Exercise brief:
Copy the following item word for word, leaving every line unchanged.

⟨

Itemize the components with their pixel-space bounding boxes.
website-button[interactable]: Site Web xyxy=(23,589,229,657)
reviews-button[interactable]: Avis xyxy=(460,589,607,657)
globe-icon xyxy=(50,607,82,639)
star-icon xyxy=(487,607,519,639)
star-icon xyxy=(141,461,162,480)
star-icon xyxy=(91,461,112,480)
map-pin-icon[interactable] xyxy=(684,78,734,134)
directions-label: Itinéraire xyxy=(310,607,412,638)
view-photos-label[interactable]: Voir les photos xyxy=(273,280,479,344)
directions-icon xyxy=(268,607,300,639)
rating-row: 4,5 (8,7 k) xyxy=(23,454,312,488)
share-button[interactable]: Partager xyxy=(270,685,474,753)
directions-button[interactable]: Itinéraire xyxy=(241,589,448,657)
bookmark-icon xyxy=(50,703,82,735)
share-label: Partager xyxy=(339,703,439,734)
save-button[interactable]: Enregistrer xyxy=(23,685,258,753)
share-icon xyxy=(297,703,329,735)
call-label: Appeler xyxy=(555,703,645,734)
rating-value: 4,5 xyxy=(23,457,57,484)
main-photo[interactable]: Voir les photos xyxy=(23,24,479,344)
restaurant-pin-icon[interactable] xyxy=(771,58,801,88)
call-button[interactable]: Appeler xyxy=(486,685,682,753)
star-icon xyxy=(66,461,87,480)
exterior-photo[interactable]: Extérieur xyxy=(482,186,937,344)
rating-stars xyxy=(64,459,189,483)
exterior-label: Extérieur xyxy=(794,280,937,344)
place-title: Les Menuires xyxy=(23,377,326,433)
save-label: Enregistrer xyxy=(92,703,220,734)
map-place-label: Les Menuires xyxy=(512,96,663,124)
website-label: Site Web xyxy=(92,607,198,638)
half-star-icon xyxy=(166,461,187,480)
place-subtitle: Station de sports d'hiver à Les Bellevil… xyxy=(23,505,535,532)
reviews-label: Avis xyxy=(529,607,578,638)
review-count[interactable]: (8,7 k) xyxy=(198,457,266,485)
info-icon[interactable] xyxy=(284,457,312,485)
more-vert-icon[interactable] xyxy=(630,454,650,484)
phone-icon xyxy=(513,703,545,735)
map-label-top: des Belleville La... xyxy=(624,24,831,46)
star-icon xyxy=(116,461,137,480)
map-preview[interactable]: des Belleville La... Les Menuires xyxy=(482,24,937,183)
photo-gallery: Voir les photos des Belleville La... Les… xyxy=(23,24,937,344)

⟩

Completed task:
Itemize the components with their pixel-space bounding boxes.
website-button[interactable]: Site Web xyxy=(23,589,229,657)
reviews-button[interactable]: Avis xyxy=(460,589,607,657)
globe-icon xyxy=(50,607,82,639)
star-icon xyxy=(487,607,519,639)
star-icon xyxy=(141,461,162,480)
star-icon xyxy=(91,461,112,480)
map-pin-icon[interactable] xyxy=(684,78,734,134)
directions-label: Itinéraire xyxy=(310,607,412,638)
view-photos-label[interactable]: Voir les photos xyxy=(273,280,479,344)
directions-icon xyxy=(268,607,300,639)
rating-row: 4,5 (8,7 k) xyxy=(23,454,312,488)
share-button[interactable]: Partager xyxy=(270,685,474,753)
directions-button[interactable]: Itinéraire xyxy=(241,589,448,657)
bookmark-icon xyxy=(50,703,82,735)
share-label: Partager xyxy=(339,703,439,734)
save-button[interactable]: Enregistrer xyxy=(23,685,258,753)
share-icon xyxy=(297,703,329,735)
call-label: Appeler xyxy=(555,703,645,734)
rating-value: 4,5 xyxy=(23,457,57,484)
main-photo[interactable]: Voir les photos xyxy=(23,24,479,344)
restaurant-pin-icon[interactable] xyxy=(771,58,801,88)
call-button[interactable]: Appeler xyxy=(486,685,682,753)
star-icon xyxy=(66,461,87,480)
exterior-photo[interactable]: Extérieur xyxy=(482,186,937,344)
rating-stars xyxy=(64,459,189,483)
exterior-label: Extérieur xyxy=(794,280,937,344)
place-title: Les Menuires xyxy=(23,377,326,433)
save-label: Enregistrer xyxy=(92,703,220,734)
map-place-label: Les Menuires xyxy=(512,96,663,124)
website-label: Site Web xyxy=(92,607,198,638)
half-star-icon xyxy=(166,461,187,480)
place-subtitle: Station de sports d'hiver à Les Bellevil… xyxy=(23,505,535,532)
reviews-label: Avis xyxy=(529,607,578,638)
review-count[interactable]: (8,7 k) xyxy=(198,457,266,485)
info-icon[interactable] xyxy=(284,457,312,485)
more-vert-icon[interactable] xyxy=(630,454,650,484)
phone-icon xyxy=(513,703,545,735)
map-label-top: des Belleville La... xyxy=(624,24,831,46)
star-icon xyxy=(116,461,137,480)
map-preview[interactable]: des Belleville La... Les Menuires xyxy=(482,24,937,183)
photo-gallery: Voir les photos des Belleville La... Les… xyxy=(23,24,937,344)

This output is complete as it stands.